Exercise requirements: Identify and copy all lines of the material where the string "METEOROLOGICAL" is found.
(begin)
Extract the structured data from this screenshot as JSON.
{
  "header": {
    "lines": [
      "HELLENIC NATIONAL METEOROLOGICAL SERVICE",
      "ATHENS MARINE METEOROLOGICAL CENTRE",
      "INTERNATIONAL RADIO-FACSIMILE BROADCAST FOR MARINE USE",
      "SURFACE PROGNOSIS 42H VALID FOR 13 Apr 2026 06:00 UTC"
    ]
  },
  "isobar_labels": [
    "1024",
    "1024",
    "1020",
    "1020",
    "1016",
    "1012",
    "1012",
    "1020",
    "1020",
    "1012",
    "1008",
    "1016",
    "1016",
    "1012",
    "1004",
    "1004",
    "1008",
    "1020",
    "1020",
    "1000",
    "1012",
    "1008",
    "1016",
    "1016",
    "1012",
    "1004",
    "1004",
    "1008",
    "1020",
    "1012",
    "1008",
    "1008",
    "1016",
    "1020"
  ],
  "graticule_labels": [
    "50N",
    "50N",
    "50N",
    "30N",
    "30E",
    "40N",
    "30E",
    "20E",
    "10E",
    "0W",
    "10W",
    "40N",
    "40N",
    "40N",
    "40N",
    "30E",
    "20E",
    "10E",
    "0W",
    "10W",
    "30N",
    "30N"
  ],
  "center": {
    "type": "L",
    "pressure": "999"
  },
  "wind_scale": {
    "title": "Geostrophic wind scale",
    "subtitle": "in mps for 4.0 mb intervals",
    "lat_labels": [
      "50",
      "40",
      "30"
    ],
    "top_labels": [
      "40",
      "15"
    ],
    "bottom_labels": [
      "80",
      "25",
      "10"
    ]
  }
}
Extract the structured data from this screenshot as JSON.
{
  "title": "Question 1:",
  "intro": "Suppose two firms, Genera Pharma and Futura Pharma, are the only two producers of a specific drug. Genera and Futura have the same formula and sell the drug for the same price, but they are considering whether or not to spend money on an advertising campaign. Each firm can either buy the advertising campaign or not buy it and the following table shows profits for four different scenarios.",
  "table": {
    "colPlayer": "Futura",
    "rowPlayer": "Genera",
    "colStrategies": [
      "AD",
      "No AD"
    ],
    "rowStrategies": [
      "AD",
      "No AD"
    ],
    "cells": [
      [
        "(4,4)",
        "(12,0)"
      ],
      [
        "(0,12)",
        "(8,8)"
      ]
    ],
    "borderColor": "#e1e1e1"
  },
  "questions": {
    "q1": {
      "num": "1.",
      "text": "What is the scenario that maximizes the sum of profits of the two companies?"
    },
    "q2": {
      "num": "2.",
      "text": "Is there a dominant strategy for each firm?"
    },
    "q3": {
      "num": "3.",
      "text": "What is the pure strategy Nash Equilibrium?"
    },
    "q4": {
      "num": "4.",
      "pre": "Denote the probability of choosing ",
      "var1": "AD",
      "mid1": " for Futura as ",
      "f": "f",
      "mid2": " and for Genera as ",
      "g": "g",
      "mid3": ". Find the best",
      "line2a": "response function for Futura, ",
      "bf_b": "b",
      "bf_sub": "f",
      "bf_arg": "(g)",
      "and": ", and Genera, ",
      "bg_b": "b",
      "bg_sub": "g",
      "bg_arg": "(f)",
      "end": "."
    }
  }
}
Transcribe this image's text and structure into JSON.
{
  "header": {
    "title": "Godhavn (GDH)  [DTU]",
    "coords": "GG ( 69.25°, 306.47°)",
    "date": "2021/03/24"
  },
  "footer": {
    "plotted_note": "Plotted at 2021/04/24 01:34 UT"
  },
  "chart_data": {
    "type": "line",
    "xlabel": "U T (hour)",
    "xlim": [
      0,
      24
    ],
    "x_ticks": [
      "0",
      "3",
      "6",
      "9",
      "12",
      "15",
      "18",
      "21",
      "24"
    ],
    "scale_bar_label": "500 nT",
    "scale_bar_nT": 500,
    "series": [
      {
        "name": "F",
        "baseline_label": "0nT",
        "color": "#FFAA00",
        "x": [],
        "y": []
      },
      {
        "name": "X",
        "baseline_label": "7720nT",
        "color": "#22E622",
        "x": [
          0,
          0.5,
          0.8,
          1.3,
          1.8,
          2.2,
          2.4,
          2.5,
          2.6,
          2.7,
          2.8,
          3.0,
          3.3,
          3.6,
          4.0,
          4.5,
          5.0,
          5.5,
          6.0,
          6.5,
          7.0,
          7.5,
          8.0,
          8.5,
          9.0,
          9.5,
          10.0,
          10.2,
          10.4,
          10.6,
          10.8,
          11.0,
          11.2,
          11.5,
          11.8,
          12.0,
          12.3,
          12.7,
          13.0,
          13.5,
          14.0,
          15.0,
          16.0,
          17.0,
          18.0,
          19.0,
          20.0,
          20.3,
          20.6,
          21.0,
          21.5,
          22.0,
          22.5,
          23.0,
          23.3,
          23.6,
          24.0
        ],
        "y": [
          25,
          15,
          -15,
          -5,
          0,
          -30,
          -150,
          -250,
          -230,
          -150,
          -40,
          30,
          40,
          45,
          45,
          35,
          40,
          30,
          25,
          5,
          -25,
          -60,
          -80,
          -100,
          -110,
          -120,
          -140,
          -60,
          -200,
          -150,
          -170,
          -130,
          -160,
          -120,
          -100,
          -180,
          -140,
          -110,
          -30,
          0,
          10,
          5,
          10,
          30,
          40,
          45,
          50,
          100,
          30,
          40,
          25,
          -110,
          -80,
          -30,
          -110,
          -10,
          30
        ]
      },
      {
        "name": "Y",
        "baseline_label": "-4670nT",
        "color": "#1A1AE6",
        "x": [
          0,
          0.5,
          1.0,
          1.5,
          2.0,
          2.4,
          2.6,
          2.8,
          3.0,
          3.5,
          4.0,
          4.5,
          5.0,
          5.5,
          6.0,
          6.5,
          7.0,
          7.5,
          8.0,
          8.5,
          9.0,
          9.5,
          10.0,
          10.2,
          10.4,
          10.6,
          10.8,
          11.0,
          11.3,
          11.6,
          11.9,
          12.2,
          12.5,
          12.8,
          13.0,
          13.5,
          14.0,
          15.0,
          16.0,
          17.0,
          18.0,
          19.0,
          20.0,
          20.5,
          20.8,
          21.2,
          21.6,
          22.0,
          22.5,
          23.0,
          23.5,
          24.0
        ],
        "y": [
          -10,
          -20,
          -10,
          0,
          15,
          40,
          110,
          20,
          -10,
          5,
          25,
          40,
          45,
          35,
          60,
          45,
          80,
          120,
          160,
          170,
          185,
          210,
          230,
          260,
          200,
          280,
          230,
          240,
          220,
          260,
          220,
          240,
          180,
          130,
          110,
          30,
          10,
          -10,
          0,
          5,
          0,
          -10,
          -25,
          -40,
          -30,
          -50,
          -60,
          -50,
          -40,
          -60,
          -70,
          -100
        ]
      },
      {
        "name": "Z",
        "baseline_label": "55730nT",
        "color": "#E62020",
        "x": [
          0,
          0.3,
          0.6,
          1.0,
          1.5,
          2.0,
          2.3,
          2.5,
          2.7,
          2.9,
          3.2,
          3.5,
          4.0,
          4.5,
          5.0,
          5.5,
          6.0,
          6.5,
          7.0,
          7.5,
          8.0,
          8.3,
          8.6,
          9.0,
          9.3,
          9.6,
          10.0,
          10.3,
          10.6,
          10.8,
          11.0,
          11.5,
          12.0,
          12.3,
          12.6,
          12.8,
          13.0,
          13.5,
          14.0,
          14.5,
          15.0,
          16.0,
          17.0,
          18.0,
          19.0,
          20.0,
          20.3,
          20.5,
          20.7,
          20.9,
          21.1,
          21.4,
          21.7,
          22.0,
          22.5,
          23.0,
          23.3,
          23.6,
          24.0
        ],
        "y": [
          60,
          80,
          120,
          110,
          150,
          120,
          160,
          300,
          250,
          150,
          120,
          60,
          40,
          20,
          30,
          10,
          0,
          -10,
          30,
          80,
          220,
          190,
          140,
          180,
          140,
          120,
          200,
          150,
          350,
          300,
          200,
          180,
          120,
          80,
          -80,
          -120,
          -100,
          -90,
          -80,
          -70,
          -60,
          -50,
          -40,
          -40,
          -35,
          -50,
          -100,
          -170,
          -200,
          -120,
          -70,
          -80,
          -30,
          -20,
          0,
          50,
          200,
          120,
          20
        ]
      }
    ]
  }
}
(end)
Written response:
      "HELLENIC NATIONAL METEOROLOGICAL SERVICE",
      "ATHENS MARINE METEOROLOGICAL CENTRE",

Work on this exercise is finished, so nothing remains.